> _Task description_
Collect all lines below with the string "cuplat".

Data entries:
□ □ □ □ □

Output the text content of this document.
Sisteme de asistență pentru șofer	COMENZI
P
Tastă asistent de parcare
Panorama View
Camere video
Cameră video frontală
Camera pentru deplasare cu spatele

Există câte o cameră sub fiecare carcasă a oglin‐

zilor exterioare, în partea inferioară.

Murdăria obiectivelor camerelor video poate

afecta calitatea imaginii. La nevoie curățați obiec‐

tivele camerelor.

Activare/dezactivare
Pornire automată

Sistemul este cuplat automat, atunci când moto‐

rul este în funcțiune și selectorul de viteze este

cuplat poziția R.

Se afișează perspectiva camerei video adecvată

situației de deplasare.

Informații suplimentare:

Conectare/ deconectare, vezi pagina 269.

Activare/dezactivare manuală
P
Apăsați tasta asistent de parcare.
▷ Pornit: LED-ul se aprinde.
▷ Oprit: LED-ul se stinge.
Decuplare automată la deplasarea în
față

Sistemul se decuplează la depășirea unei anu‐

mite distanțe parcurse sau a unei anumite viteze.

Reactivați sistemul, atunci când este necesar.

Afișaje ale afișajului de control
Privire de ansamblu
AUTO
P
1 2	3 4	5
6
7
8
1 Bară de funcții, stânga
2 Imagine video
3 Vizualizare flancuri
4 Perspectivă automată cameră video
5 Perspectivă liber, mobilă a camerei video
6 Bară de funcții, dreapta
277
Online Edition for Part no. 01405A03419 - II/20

□ □ □ □ □

> _Response to the task_
Sistemul este cuplat automat, atunci când moto‐
cuplat poziția R.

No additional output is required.